YOUR TASK: From the entries that follow, extract each line holding the string "Grados".

--

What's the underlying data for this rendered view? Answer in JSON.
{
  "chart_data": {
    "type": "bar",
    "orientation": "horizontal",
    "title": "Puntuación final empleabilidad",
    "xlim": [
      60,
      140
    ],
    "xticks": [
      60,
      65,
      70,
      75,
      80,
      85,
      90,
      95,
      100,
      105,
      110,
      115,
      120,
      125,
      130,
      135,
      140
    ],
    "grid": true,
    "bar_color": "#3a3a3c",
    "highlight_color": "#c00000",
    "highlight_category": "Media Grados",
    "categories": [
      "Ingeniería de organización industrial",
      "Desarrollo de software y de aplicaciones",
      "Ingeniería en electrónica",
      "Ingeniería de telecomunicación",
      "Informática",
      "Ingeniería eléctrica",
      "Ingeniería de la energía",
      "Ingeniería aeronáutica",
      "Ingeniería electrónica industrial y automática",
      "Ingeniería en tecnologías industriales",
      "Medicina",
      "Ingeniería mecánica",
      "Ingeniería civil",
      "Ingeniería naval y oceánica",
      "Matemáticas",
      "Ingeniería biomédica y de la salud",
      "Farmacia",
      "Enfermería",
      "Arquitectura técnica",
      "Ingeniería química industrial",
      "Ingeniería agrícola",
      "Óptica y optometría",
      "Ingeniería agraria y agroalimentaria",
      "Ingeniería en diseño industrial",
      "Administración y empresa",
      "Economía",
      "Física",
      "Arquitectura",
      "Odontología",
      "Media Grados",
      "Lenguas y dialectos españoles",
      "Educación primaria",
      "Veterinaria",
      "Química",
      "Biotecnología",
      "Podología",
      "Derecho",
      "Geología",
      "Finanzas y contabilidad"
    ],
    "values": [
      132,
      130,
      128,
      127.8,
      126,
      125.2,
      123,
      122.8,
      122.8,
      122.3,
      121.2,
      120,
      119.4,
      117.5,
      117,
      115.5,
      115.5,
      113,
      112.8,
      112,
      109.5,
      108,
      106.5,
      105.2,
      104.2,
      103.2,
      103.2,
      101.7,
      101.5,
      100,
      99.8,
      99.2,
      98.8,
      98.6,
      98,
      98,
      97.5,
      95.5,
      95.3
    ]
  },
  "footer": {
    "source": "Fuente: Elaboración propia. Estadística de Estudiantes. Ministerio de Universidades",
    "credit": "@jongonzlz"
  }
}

--

EXERCISE RESULT:
    "highlight_category": "Media Grados",
      "Media Grados",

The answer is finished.